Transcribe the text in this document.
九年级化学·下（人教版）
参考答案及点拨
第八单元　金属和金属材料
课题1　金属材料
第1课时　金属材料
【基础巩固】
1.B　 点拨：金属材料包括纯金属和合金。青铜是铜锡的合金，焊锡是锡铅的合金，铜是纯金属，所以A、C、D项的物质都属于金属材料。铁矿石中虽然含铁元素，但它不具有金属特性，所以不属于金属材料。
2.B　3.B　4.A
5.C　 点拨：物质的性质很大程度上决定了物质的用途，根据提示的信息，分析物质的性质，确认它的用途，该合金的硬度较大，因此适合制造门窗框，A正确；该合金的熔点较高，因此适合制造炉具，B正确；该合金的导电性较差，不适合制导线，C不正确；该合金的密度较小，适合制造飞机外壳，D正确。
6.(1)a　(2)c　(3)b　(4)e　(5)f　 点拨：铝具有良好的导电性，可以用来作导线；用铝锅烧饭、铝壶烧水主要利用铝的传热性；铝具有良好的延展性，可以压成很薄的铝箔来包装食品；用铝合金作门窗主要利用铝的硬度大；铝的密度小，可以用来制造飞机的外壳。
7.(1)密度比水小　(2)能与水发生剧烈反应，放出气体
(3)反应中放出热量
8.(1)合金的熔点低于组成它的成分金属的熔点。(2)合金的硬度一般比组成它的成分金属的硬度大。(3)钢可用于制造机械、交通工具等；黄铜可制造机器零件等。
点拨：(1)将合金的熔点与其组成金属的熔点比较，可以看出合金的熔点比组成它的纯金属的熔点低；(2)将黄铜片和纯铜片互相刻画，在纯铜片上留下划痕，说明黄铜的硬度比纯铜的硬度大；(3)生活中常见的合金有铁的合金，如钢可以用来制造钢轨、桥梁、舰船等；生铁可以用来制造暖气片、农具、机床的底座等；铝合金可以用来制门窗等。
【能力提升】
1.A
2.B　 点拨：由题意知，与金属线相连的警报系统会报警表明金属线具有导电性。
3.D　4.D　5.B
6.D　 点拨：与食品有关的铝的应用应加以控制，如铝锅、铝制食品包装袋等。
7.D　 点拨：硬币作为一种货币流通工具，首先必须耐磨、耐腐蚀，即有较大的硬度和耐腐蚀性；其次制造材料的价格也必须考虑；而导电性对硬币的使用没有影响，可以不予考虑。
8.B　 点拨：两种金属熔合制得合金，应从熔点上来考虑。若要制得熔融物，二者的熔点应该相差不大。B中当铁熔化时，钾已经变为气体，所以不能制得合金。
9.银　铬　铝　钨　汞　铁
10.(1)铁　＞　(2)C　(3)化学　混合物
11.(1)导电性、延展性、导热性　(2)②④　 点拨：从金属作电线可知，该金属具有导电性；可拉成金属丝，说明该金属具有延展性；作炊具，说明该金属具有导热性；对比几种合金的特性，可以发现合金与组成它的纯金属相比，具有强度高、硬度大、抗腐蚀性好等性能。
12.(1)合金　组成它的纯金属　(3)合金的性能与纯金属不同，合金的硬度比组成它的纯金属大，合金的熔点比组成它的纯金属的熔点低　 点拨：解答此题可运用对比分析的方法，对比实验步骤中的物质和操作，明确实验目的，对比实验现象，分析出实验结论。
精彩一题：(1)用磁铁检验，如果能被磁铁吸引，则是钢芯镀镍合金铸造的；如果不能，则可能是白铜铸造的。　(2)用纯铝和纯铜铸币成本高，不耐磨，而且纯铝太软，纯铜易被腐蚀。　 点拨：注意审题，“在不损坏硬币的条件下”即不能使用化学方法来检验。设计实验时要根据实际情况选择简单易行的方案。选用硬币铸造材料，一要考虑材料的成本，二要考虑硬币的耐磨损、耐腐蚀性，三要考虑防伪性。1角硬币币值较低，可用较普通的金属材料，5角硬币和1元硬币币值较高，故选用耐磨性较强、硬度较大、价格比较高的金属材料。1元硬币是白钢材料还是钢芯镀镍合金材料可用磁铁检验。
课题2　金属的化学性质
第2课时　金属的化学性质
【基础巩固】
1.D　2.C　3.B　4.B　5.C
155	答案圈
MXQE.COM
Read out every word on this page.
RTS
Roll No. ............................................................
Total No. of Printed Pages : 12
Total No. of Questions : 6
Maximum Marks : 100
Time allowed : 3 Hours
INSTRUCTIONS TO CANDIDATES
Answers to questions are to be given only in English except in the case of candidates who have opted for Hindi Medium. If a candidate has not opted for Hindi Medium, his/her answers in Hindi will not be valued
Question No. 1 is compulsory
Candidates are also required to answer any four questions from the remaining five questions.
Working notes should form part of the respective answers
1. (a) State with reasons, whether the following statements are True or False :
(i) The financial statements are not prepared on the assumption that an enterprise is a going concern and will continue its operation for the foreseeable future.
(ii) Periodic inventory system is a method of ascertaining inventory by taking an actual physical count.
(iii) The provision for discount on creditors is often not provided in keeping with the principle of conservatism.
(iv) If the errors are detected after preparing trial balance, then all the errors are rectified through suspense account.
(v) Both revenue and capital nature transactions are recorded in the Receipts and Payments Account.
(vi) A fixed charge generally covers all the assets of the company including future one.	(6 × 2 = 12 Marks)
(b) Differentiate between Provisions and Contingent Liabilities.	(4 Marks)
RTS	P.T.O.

(What you should do) Please set down each line of the records exactly as given.

(Complete answer)
Transcribe the text in this document.
九年级化学·下（人教版）
参考答案及点拨
第八单元　金属和金属材料
课题1　金属材料
第1课时　金属材料
【基础巩固】
1.B　 点拨：金属材料包括纯金属和合金。青铜是铜锡的合金，焊锡是锡铅的合金，铜是纯金属，所以A、C、D项的物质都属于金属材料。铁矿石中虽然含铁元素，但它不具有金属特性，所以不属于金属材料。
2.B　3.B　4.A
5.C　 点拨：物质的性质很大程度上决定了物质的用途，根据提示的信息，分析物质的性质，确认它的用途，该合金的硬度较大，因此适合制造门窗框，A正确；该合金的熔点较高，因此适合制造炉具，B正确；该合金的导电性较差，不适合制导线，C不正确；该合金的密度较小，适合制造飞机外壳，D正确。
6.(1)a　(2)c　(3)b　(4)e　(5)f　 点拨：铝具有良好的导电性，可以用来作导线；用铝锅烧饭、铝壶烧水主要利用铝的传热性；铝具有良好的延展性，可以压成很薄的铝箔来包装食品；用铝合金作门窗主要利用铝的硬度大；铝的密度小，可以用来制造飞机的外壳。
7.(1)密度比水小　(2)能与水发生剧烈反应，放出气体
(3)反应中放出热量
8.(1)合金的熔点低于组成它的成分金属的熔点。(2)合金的硬度一般比组成它的成分金属的硬度大。(3)钢可用于制造机械、交通工具等；黄铜可制造机器零件等。
点拨：(1)将合金的熔点与其组成金属的熔点比较，可以看出合金的熔点比组成它的纯金属的熔点低；(2)将黄铜片和纯铜片互相刻画，在纯铜片上留下划痕，说明黄铜的硬度比纯铜的硬度大；(3)生活中常见的合金有铁的合金，如钢可以用来制造钢轨、桥梁、舰船等；生铁可以用来制造暖气片、农具、机床的底座等；铝合金可以用来制门窗等。
【能力提升】
1.A
2.B　 点拨：由题意知，与金属线相连的警报系统会报警表明金属线具有导电性。
3.D　4.D　5.B
6.D　 点拨：与食品有关的铝的应用应加以控制，如铝锅、铝制食品包装袋等。
7.D　 点拨：硬币作为一种货币流通工具，首先必须耐磨、耐腐蚀，即有较大的硬度和耐腐蚀性；其次制造材料的价格也必须考虑；而导电性对硬币的使用没有影响，可以不予考虑。
8.B　 点拨：两种金属熔合制得合金，应从熔点上来考虑。若要制得熔融物，二者的熔点应该相差不大。B中当铁熔化时，钾已经变为气体，所以不能制得合金。
9.银　铬　铝　钨　汞　铁
10.(1)铁　＞　(2)C　(3)化学　混合物
11.(1)导电性、延展性、导热性　(2)②④　 点拨：从金属作电线可知，该金属具有导电性；可拉成金属丝，说明该金属具有延展性；作炊具，说明该金属具有导热性；对比几种合金的特性，可以发现合金与组成它的纯金属相比，具有强度高、硬度大、抗腐蚀性好等性能。
12.(1)合金　组成它的纯金属　(3)合金的性能与纯金属不同，合金的硬度比组成它的纯金属大，合金的熔点比组成它的纯金属的熔点低　 点拨：解答此题可运用对比分析的方法，对比实验步骤中的物质和操作，明确实验目的，对比实验现象，分析出实验结论。
精彩一题：(1)用磁铁检验，如果能被磁铁吸引，则是钢芯镀镍合金铸造的；如果不能，则可能是白铜铸造的。　(2)用纯铝和纯铜铸币成本高，不耐磨，而且纯铝太软，纯铜易被腐蚀。　 点拨：注意审题，“在不损坏硬币的条件下”即不能使用化学方法来检验。设计实验时要根据实际情况选择简单易行的方案。选用硬币铸造材料，一要考虑材料的成本，二要考虑硬币的耐磨损、耐腐蚀性，三要考虑防伪性。1角硬币币值较低，可用较普通的金属材料，5角硬币和1元硬币币值较高，故选用耐磨性较强、硬度较大、价格比较高的金属材料。1元硬币是白钢材料还是钢芯镀镍合金材料可用磁铁检验。
课题2　金属的化学性质
第2课时　金属的化学性质
【基础巩固】
1.D　2.C　3.B　4.B　5.C
155	答案圈
MXQE.COM
Read out every word on this page.
RTS
Roll No. ............................................................
Total No. of Printed Pages : 12
Total No. of Questions : 6
Maximum Marks : 100
Time allowed : 3 Hours
INSTRUCTIONS TO CANDIDATES
Answers to questions are to be given only in English except in the case of candidates who have opted for Hindi Medium. If a candidate has not opted for Hindi Medium, his/her answers in Hindi will not be valued
Question No. 1 is compulsory
Candidates are also required to answer any four questions from the remaining five questions.
Working notes should form part of the respective answers
1. (a) State with reasons, whether the following statements are True or False :
(i) The financial statements are not prepared on the assumption that an enterprise is a going concern and will continue its operation for the foreseeable future.
(ii) Periodic inventory system is a method of ascertaining inventory by taking an actual physical count.
(iii) The provision for discount on creditors is often not provided in keeping with the principle of conservatism.
(iv) If the errors are detected after preparing trial balance, then all the errors are rectified through suspense account.
(v) Both revenue and capital nature transactions are recorded in the Receipts and Payments Account.
(vi) A fixed charge generally covers all the assets of the company including future one.	(6 × 2 = 12 Marks)
(b) Differentiate between Provisions and Contingent Liabilities.	(4 Marks)
RTS	P.T.O.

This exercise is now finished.